- **DIRECTIVE**
Starting at the line that contains "Output the text content of this document.", quote each line exactly through the last line of the entries, both included.

* begin RECORDS PROVIDED *

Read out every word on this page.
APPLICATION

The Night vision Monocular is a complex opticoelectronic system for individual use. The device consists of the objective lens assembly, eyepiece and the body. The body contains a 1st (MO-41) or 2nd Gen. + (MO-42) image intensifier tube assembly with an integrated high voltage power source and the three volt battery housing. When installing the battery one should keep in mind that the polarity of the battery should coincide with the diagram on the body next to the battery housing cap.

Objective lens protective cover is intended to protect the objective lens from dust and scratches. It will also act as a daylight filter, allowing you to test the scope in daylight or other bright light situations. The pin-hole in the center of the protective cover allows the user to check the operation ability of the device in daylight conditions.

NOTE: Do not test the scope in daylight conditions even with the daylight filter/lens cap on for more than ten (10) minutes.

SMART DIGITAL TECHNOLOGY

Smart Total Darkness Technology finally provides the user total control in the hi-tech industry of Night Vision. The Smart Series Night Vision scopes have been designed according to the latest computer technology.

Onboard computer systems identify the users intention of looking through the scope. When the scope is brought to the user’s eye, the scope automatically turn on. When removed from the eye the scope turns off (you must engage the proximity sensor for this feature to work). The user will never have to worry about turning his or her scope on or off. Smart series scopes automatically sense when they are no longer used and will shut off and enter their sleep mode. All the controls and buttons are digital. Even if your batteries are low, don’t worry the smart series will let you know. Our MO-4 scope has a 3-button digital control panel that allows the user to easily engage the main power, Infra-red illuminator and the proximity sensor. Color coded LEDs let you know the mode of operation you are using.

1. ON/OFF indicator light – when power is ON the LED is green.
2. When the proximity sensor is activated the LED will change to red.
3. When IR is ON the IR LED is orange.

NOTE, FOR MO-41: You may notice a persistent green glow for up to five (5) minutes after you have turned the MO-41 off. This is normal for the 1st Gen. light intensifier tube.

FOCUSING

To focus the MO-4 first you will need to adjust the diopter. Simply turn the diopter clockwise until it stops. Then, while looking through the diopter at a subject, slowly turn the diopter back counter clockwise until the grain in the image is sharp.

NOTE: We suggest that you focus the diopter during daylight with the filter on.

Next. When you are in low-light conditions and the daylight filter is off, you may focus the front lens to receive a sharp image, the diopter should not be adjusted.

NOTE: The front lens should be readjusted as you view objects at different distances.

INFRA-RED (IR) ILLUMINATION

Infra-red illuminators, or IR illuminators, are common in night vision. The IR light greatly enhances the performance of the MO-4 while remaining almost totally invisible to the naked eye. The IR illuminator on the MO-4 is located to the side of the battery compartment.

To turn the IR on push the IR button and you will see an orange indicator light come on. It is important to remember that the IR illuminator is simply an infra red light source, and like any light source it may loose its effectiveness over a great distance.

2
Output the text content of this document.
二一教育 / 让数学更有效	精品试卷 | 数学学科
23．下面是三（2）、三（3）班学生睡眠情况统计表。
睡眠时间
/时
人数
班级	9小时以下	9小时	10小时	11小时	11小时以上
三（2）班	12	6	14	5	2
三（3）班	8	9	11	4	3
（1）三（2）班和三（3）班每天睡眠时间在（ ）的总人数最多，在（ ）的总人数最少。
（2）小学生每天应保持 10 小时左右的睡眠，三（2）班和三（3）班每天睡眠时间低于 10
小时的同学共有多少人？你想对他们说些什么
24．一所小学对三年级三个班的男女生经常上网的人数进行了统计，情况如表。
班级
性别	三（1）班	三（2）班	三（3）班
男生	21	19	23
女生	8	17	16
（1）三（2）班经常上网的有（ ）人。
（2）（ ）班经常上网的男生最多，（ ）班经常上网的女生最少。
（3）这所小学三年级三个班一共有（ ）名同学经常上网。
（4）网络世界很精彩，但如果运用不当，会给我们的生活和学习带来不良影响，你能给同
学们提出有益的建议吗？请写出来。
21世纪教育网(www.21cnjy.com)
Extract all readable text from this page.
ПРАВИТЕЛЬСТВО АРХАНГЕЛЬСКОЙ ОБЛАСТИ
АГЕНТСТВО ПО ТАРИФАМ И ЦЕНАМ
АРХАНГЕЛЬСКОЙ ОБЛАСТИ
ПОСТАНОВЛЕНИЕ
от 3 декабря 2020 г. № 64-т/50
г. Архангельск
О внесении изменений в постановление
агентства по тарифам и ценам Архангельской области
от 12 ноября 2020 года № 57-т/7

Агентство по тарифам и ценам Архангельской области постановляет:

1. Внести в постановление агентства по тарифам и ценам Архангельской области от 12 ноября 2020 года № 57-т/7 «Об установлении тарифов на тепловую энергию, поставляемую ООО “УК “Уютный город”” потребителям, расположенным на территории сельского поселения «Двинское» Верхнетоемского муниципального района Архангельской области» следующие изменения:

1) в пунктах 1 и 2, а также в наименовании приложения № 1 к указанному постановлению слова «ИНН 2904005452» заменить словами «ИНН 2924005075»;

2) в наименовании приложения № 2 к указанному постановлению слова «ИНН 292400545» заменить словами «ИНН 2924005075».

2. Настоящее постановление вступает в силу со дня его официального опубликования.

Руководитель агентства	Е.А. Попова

* end RECORDS PROVIDED *

- **IN RESPONSE**
Output the text content of this document.
二一教育 / 让数学更有效	精品试卷 | 数学学科
23．下面是三（2）、三（3）班学生睡眠情况统计表。
睡眠时间
/时
人数
班级	9小时以下	9小时	10小时	11小时	11小时以上
三（2）班	12	6	14	5	2
三（3）班	8	9	11	4	3
（1）三（2）班和三（3）班每天睡眠时间在（ ）的总人数最多，在（ ）的总人数最少。
（2）小学生每天应保持 10 小时左右的睡眠，三（2）班和三（3）班每天睡眠时间低于 10
小时的同学共有多少人？你想对他们说些什么
24．一所小学对三年级三个班的男女生经常上网的人数进行了统计，情况如表。
班级
性别	三（1）班	三（2）班	三（3）班
男生	21	19	23
女生	8	17	16
（1）三（2）班经常上网的有（ ）人。
（2）（ ）班经常上网的男生最多，（ ）班经常上网的女生最少。
（3）这所小学三年级三个班一共有（ ）名同学经常上网。
（4）网络世界很精彩，但如果运用不当，会给我们的生活和学习带来不良影响，你能给同
学们提出有益的建议吗？请写出来。
21世纪教育网(www.21cnjy.com)
Extract all readable text from this page.
ПРАВИТЕЛЬСТВО АРХАНГЕЛЬСКОЙ ОБЛАСТИ
АГЕНТСТВО ПО ТАРИФАМ И ЦЕНАМ
АРХАНГЕЛЬСКОЙ ОБЛАСТИ
ПОСТАНОВЛЕНИЕ
от 3 декабря 2020 г. № 64-т/50
г. Архангельск
О внесении изменений в постановление
агентства по тарифам и ценам Архангельской области
от 12 ноября 2020 года № 57-т/7

Агентство по тарифам и ценам Архангельской области постановляет:

1. Внести в постановление агентства по тарифам и ценам Архангельской области от 12 ноября 2020 года № 57-т/7 «Об установлении тарифов на тепловую энергию, поставляемую ООО “УК “Уютный город”” потребителям, расположенным на территории сельского поселения «Двинское» Верхнетоемского муниципального района Архангельской области» следующие изменения:

1) в пунктах 1 и 2, а также в наименовании приложения № 1 к указанному постановлению слова «ИНН 2904005452» заменить словами «ИНН 2924005075»;

2) в наименовании приложения № 2 к указанному постановлению слова «ИНН 292400545» заменить словами «ИНН 2924005075».

2. Настоящее постановление вступает в силу со дня его официального опубликования.

Руководитель агентства	Е.А. Попова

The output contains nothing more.